Given exercise: Look for the string "JSON" in every line, and copy each line that has it.

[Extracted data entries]

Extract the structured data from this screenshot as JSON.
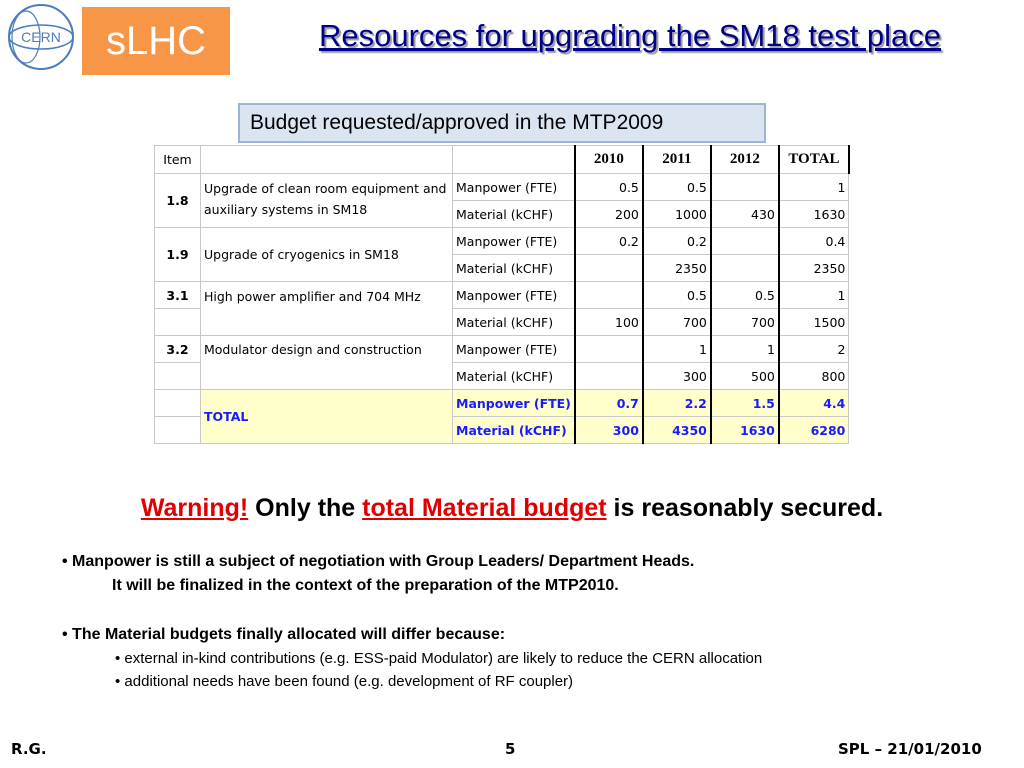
{
  "logos": {
    "cern_text": "CERN",
    "slhc_text": "sLHC",
    "slhc_color": "#f79646"
  },
  "title": "Resources for upgrading the SM18 test place",
  "budget_label": "Budget requested/approved in the MTP2009",
  "table": {
    "headers": {
      "item": "Item",
      "y2010": "2010",
      "y2011": "2011",
      "y2012": "2012",
      "total": "TOTAL"
    },
    "rows": [
      {
        "item": "1.8",
        "desc": "Upgrade of clean room equipment and auxiliary systems in SM18",
        "manpower": {
          "label": "Manpower (FTE)",
          "v2010": "0.5",
          "v2011": "0.5",
          "v2012": "",
          "total": "1"
        },
        "material": {
          "label": "Material (kCHF)",
          "v2010": "200",
          "v2011": "1000",
          "v2012": "430",
          "total": "1630"
        }
      },
      {
        "item": "1.9",
        "desc": "Upgrade of cryogenics in SM18",
        "manpower": {
          "label": "Manpower (FTE)",
          "v2010": "0.2",
          "v2011": "0.2",
          "v2012": "",
          "total": "0.4"
        },
        "material": {
          "label": "Material (kCHF)",
          "v2010": "",
          "v2011": "2350",
          "v2012": "",
          "total": "2350"
        }
      },
      {
        "item": "3.1",
        "desc": "High power amplifier and 704 MHz",
        "manpower": {
          "label": "Manpower (FTE)",
          "v2010": "",
          "v2011": "0.5",
          "v2012": "0.5",
          "total": "1"
        },
        "material": {
          "label": "Material (kCHF)",
          "v2010": "100",
          "v2011": "700",
          "v2012": "700",
          "total": "1500"
        }
      },
      {
        "item": "3.2",
        "desc": "Modulator design and construction",
        "manpower": {
          "label": "Manpower (FTE)",
          "v2010": "",
          "v2011": "1",
          "v2012": "1",
          "total": "2"
        },
        "material": {
          "label": "Material (kCHF)",
          "v2010": "",
          "v2011": "300",
          "v2012": "500",
          "total": "800"
        }
      }
    ],
    "total": {
      "label": "TOTAL",
      "manpower": {
        "label": "Manpower (FTE)",
        "v2010": "0.7",
        "v2011": "2.2",
        "v2012": "1.5",
        "total": "4.4"
      },
      "material": {
        "label": "Material (kCHF)",
        "v2010": "300",
        "v2011": "4350",
        "v2012": "1630",
        "total": "6280"
      }
    }
  },
  "warning": {
    "prefix": "Warning!",
    "text1": " Only the ",
    "highlight": "total Material budget",
    "text2": " is reasonably secured."
  },
  "bullets": {
    "b1_line1": "Manpower is still a subject of negotiation with Group Leaders/ Department Heads.",
    "b1_line2": "It will be finalized in the context of the preparation of the MTP2010.",
    "b2": "The Material budgets finally allocated will differ because:",
    "b3": "external in-kind contributions (e.g. ESS-paid Modulator) are likely to reduce the CERN allocation",
    "b4": "additional needs have been found (e.g. development of RF coupler)"
  },
  "footer": {
    "left": "R.G.",
    "center": "5",
    "right": "SPL – 21/01/2010"
  }
}
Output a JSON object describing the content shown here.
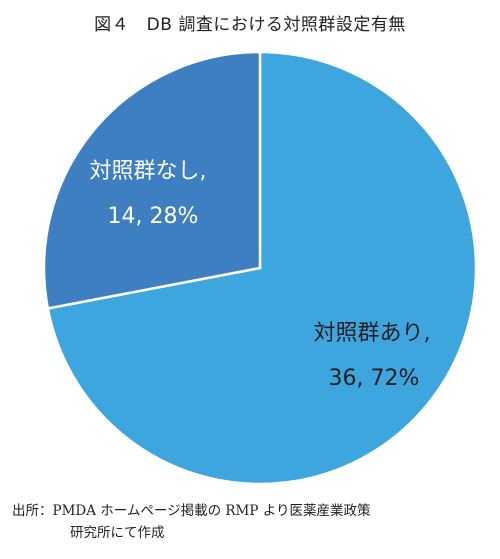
{
  "figure": {
    "title": "図４　DB 調査における対照群設定有無"
  },
  "chart_data": {
    "type": "pie",
    "title": "図４　DB 調査における対照群設定有無",
    "slices": [
      {
        "label": "対照群あり,",
        "value_label": "36, 72%",
        "value": 36,
        "percent": 72,
        "color": "#3ea6df"
      },
      {
        "label": "対照群なし,",
        "value_label": "14, 28%",
        "value": 14,
        "percent": 28,
        "color": "#3e7fc1"
      }
    ],
    "start_angle_deg": 0,
    "direction": "clockwise",
    "legend": "none"
  },
  "source": {
    "line1": "出所：PMDA ホームページ掲載の RMP より医薬産業政策",
    "line2": "研究所にて作成"
  }
}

Answer to the problem:
Extract the structured data from this screenshot as JSON.
Output a JSON object describing the content shown here.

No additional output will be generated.